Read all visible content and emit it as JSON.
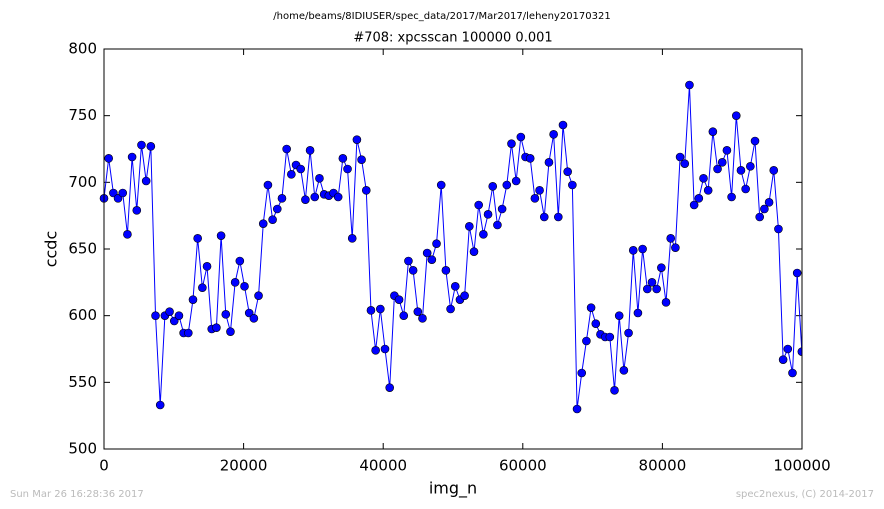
{
  "chart_data": {
    "type": "line",
    "suptitle": "/home/beams/8IDIUSER/spec_data/2017/Mar2017/leheny20170321",
    "title": "#708: xpcsscan 100000 0.001",
    "xlabel": "img_n",
    "ylabel": "ccdc",
    "footer_left": "Sun Mar 26 16:28:36 2017",
    "footer_right": "spec2nexus, (C) 2014-2017",
    "xlim": [
      0,
      100000
    ],
    "xticks": [
      0,
      20000,
      40000,
      60000,
      80000,
      100000
    ],
    "ylim": [
      500,
      800
    ],
    "yticks": [
      500,
      550,
      600,
      650,
      700,
      750,
      800
    ],
    "grid": false,
    "x": [
      0,
      671,
      1342,
      2013,
      2684,
      3355,
      4026,
      4697,
      5368,
      6039,
      6710,
      7381,
      8052,
      8723,
      9394,
      10065,
      10736,
      11407,
      12078,
      12749,
      13420,
      14091,
      14762,
      15433,
      16104,
      16775,
      17446,
      18117,
      18788,
      19459,
      20130,
      20801,
      21472,
      22143,
      22814,
      23485,
      24156,
      24827,
      25498,
      26169,
      26840,
      27511,
      28182,
      28853,
      29524,
      30195,
      30866,
      31537,
      32208,
      32879,
      33550,
      34221,
      34892,
      35563,
      36234,
      36905,
      37576,
      38247,
      38918,
      39589,
      40260,
      40931,
      41602,
      42273,
      42944,
      43615,
      44286,
      44957,
      45628,
      46299,
      46970,
      47641,
      48312,
      48983,
      49654,
      50325,
      50996,
      51667,
      52338,
      53009,
      53680,
      54351,
      55022,
      55693,
      56364,
      57035,
      57706,
      58377,
      59048,
      59719,
      60390,
      61061,
      61732,
      62403,
      63074,
      63745,
      64416,
      65087,
      65758,
      66429,
      67100,
      67771,
      68442,
      69113,
      69784,
      70455,
      71126,
      71797,
      72468,
      73139,
      73810,
      74481,
      75152,
      75823,
      76494,
      77165,
      77836,
      78507,
      79178,
      79849,
      80520,
      81191,
      81862,
      82533,
      83204,
      83875,
      84546,
      85217,
      85888,
      86559,
      87230,
      87901,
      88572,
      89243,
      89914,
      90585,
      91256,
      91927,
      92598,
      93269,
      93940,
      94611,
      95282,
      95953,
      96624,
      97295,
      97966,
      98637,
      99308,
      99979
    ],
    "series": [
      {
        "color": "#0000ff",
        "values": [
          688,
          718,
          692,
          688,
          692,
          661,
          719,
          679,
          728,
          701,
          727,
          600,
          533,
          600,
          603,
          596,
          600,
          587,
          587,
          612,
          658,
          621,
          637,
          590,
          591,
          660,
          601,
          588,
          625,
          641,
          622,
          602,
          598,
          615,
          669,
          698,
          672,
          680,
          688,
          725,
          706,
          713,
          710,
          687,
          724,
          689,
          703,
          691,
          690,
          692,
          689,
          718,
          710,
          658,
          732,
          717,
          694,
          604,
          574,
          605,
          575,
          546,
          615,
          612,
          600,
          641,
          634,
          603,
          598,
          647,
          642,
          654,
          698,
          634,
          605,
          622,
          612,
          615,
          667,
          648,
          683,
          661,
          676,
          697,
          668,
          680,
          698,
          729,
          701,
          734,
          719,
          718,
          688,
          694,
          674,
          715,
          736,
          674,
          743,
          708,
          698,
          530,
          557,
          581,
          606,
          594,
          586,
          584,
          584,
          544,
          600,
          559,
          587,
          649,
          602,
          650,
          620,
          625,
          620,
          636,
          610,
          658,
          651,
          719,
          714,
          773,
          683,
          688,
          703,
          694,
          738,
          710,
          715,
          724,
          689,
          750,
          709,
          695,
          712,
          731,
          674,
          680,
          685,
          709,
          665,
          567,
          575,
          557,
          632,
          573
        ]
      }
    ]
  }
}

Goal:
Pictures stay out; reproduce every line of the records exactly.

Exercise output:
Read all visible content and emit it as JSON.
{
  "chart_data": {
    "type": "line",
    "suptitle": "/home/beams/8IDIUSER/spec_data/2017/Mar2017/leheny20170321",
    "title": "#708: xpcsscan 100000 0.001",
    "xlabel": "img_n",
    "ylabel": "ccdc",
    "footer_left": "Sun Mar 26 16:28:36 2017",
    "footer_right": "spec2nexus, (C) 2014-2017",
    "xlim": [
      0,
      100000
    ],
    "xticks": [
      0,
      20000,
      40000,
      60000,
      80000,
      100000
    ],
    "ylim": [
      500,
      800
    ],
    "yticks": [
      500,
      550,
      600,
      650,
      700,
      750,
      800
    ],
    "grid": false,
    "x": [
      0,
      671,
      1342,
      2013,
      2684,
      3355,
      4026,
      4697,
      5368,
      6039,
      6710,
      7381,
      8052,
      8723,
      9394,
      10065,
      10736,
      11407,
      12078,
      12749,
      13420,
      14091,
      14762,
      15433,
      16104,
      16775,
      17446,
      18117,
      18788,
      19459,
      20130,
      20801,
      21472,
      22143,
      22814,
      23485,
      24156,
      24827,
      25498,
      26169,
      26840,
      27511,
      28182,
      28853,
      29524,
      30195,
      30866,
      31537,
      32208,
      32879,
      33550,
      34221,
      34892,
      35563,
      36234,
      36905,
      37576,
      38247,
      38918,
      39589,
      40260,
      40931,
      41602,
      42273,
      42944,
      43615,
      44286,
      44957,
      45628,
      46299,
      46970,
      47641,
      48312,
      48983,
      49654,
      50325,
      50996,
      51667,
      52338,
      53009,
      53680,
      54351,
      55022,
      55693,
      56364,
      57035,
      57706,
      58377,
      59048,
      59719,
      60390,
      61061,
      61732,
      62403,
      63074,
      63745,
      64416,
      65087,
      65758,
      66429,
      67100,
      67771,
      68442,
      69113,
      69784,
      70455,
      71126,
      71797,
      72468,
      73139,
      73810,
      74481,
      75152,
      75823,
      76494,
      77165,
      77836,
      78507,
      79178,
      79849,
      80520,
      81191,
      81862,
      82533,
      83204,
      83875,
      84546,
      85217,
      85888,
      86559,
      87230,
      87901,
      88572,
      89243,
      89914,
      90585,
      91256,
      91927,
      92598,
      93269,
      93940,
      94611,
      95282,
      95953,
      96624,
      97295,
      97966,
      98637,
      99308,
      99979
    ],
    "series": [
      {
        "color": "#0000ff",
        "values": [
          688,
          718,
          692,
          688,
          692,
          661,
          719,
          679,
          728,
          701,
          727,
          600,
          533,
          600,
          603,
          596,
          600,
          587,
          587,
          612,
          658,
          621,
          637,
          590,
          591,
          660,
          601,
          588,
          625,
          641,
          622,
          602,
          598,
          615,
          669,
          698,
          672,
          680,
          688,
          725,
          706,
          713,
          710,
          687,
          724,
          689,
          703,
          691,
          690,
          692,
          689,
          718,
          710,
          658,
          732,
          717,
          694,
          604,
          574,
          605,
          575,
          546,
          615,
          612,
          600,
          641,
          634,
          603,
          598,
          647,
          642,
          654,
          698,
          634,
          605,
          622,
          612,
          615,
          667,
          648,
          683,
          661,
          676,
          697,
          668,
          680,
          698,
          729,
          701,
          734,
          719,
          718,
          688,
          694,
          674,
          715,
          736,
          674,
          743,
          708,
          698,
          530,
          557,
          581,
          606,
          594,
          586,
          584,
          584,
          544,
          600,
          559,
          587,
          649,
          602,
          650,
          620,
          625,
          620,
          636,
          610,
          658,
          651,
          719,
          714,
          773,
          683,
          688,
          703,
          694,
          738,
          710,
          715,
          724,
          689,
          750,
          709,
          695,
          712,
          731,
          674,
          680,
          685,
          709,
          665,
          567,
          575,
          557,
          632,
          573
        ]
      }
    ]
  }
}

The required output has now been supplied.